# Selected text:
Hi guys, my name is Hailey (or hope it'll soon be). I am a trans girl, who has not come out yet. I just turned 17 and my teachers are suggesting colleges. I am there thinking of taking a year gap between high school and college. I would take that time to start my transition and find a little bit more about myself. I dont know if I should do this or not, and I'm also terrified to come out to my parents. I'm pretty sure there not gonna disown me or anything plus I'm pretty sure that my mom thinks I'm gay so that'll make it easier. I've been kinda giving them clues too hahaha. For instance, in letting my hair grow, I've been shaving my legs, I've been walking more femininely etc and she hasn't said anything. My dad is in his own little world so I don't even think he has noticed, hell, he thinks that the three hours that I spend daily in the bathroom I spend them masturbating, when I'm actually dressing in my mom's clothes and pretending I'm Britney Spears hahaha. Anyways, I'm sorry I got off track. Ttransiback to the main topic, should I take a year gap to take care of myself and figure things out or should I go and transition while assisting to college ?
Sorry for the spelling errors. I'm tipping this in the middle of class..
Thanks :)
Only you know what's right for you.
Some thoughts:
* Many have found that it's easier to transition when you're starting anew somewhere. If you'll think you'll want to transition during college, that's a reason to do it now.
* College is stressful. The question is which will ease your stress more, having your transition behind you or not having to worry about getting used to a new gender?
* Probably a good thing to talk about with a gender therapist.
Transitioning prior to starting college would make life easier in the long run. You would avoid people who new you as a male (the gender they would see), and then hoping people would accept you after you changed. You would also have legalized your gender change and name change. At least start HRT and present yourself as a female. Surgery could be done during long breaks like during the holidays or the summer between years.
Sam1234
Do you really want to go through the college years as a guy?
Plus if you can enroll as Hailey you don't have to go back later and try to change all your records.
Hmmm...well, I stared as full time when I got to college, and it went pretty well. College is a great place to re-invent yourself no matter what gender you identify as, and you're more likely to be able to get the support of people who are kind and accepting. Plus, it will be easier for you to remain in the closet to your family until you're ready to come out. If you'd like, I'd be happy to talk a bit about my own experiences and what might work for you-feel free to PM or email me.
Do it! Do it! Do it!
The only thing holding you back is fear. Your desire to transition isn't going anywhere. You'll be glad you did.
I have read a few articles that children who transition before changing schools, such as elementary to middle, or before a new school year tend to be better off within the school and other peers. I would say go for it. People are afraid of change, and if they meet you as transitioned you, they won't have a fear of you. As a senior in college, and a officer in organizations, its hard me to do anything without anyone taking notice.
Thank you guys so much, it is extremely appreciated.

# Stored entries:
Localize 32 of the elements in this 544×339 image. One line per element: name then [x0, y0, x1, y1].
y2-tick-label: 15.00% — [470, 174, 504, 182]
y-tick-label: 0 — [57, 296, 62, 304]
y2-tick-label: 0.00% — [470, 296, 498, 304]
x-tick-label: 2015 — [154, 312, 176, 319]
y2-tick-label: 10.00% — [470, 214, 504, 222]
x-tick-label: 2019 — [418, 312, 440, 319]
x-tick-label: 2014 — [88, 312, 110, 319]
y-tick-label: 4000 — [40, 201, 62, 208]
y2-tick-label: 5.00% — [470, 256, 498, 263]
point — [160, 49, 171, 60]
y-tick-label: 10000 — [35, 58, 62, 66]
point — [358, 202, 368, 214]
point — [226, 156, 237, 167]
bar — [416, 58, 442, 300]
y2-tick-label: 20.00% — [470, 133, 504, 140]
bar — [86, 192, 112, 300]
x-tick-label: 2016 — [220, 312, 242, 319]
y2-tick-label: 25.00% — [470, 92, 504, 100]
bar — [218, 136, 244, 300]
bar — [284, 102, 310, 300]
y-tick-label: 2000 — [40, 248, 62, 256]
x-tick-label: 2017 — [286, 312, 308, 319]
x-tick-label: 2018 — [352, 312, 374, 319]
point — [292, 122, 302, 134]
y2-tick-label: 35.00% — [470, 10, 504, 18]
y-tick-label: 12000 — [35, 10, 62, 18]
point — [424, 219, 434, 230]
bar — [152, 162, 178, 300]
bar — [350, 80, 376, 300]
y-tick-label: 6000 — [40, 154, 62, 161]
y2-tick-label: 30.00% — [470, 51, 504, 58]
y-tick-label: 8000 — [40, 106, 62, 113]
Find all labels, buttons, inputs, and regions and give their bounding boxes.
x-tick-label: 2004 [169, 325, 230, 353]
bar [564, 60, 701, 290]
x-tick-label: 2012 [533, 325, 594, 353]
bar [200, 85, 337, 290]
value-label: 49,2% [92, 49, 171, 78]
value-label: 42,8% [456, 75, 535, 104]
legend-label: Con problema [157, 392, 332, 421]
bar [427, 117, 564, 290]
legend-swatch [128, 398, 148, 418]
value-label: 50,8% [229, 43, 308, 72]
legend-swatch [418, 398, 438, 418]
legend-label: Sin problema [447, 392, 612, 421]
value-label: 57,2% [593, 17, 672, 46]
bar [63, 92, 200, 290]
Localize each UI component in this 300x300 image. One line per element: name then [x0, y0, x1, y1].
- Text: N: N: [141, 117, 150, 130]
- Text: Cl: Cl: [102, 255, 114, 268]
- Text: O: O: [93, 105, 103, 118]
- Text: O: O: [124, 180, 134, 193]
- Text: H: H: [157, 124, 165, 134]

# Set of tasks:
1. Return the portion of the forum thread on transitioning before college starting with "Sorry for the" and going on through "a new gender?".
2. Resume the forum thread on transitioning before college from the point at which it stops.
The items have no connection to the forum thread on transitioning before college.

# Answer set:
1.
Sorry for the spelling errors. I'm tipping this in the middle of class..
Thanks :)
Only you know what's right for you.
Some thoughts:
* Many have found that it's easier to transition when you're starting anew somewhere. If you'll think you'll want to transition during college, that's a reason to do it now.
* College is stressful. The question is which will ease your stress more, having your transition behind you or not having to worry about getting used to a new gender?

2.
I think I might go for it !! The only thing is coming out.. How am I going to tell my parents that their boy is actually a girl... I'm scared ->-bleeped-<-less of doing so. I mean, what if I dissapoint them ? Or what if they see my differently ? Or what if they hate me ?? All these horrible thoughts are crossing my mind and I don't know what to do :(
If outright rejection is a real issue-caution might be a good idea. You don't want to lose the chance to have a great future. It might be good to start by testing the waters, and seeing how they feel about trans* stuff. I don't know for sure, but...that helped me a lot. No matter how they feel about trans people, this is going to be a really big deal for them; they might need some time to come around. My family wasn't accepting at first, but they didn't kick me out, and did come around eventually. Coming into this discussion with a clear head is important. Once you decide when (or, if) you want to have this conversation, you should write a list of talking points, things you want to cover, and try and stick to them. It's normal to be afraid about this, and using caution is important. But, if they really love you, they will come around sooner or later.
Quote from: Haiiley on February 11, 2015, 06:20:50 PM
Thank you guys so much, it is extremely appreciated.
I think I might go for it !! The only thing is coming out.. How am I going to tell my parents that their boy is actually a girl... I'm scared ->-bleeped-<-less of doing so. I mean, what if I dissapoint them ? Or what if they see my differently ? Or what if they hate me ?? All these horrible thoughts are crossing my mind and I don't know what to do :(
I had those exact same thoughts before coming out to my folks. And while they reacted well at first, after a couple days they took me home and tried to talk me out of it... and fair enough, they were scared for me. But if they love you, as mine do, they will eventually come around. It'll take time of course, but these things always do. Just take a deep breath.
Thank you both so much, you guys helped a lot.
Christa, yeah I believe that they're going to accept me, it's just those horrible thoughts that keep crossing my mind.
Androgynouspainter26, you're also right, I should go to them with a clear head and the list thing is an excellent idea. I plan to come out to them in summer 2016, after my graduation, if they haven't found out by then. I should prepare for the worst and hope for the best. Thank you guys so much for helping me clear things up a bit.
Much love,
Hailey.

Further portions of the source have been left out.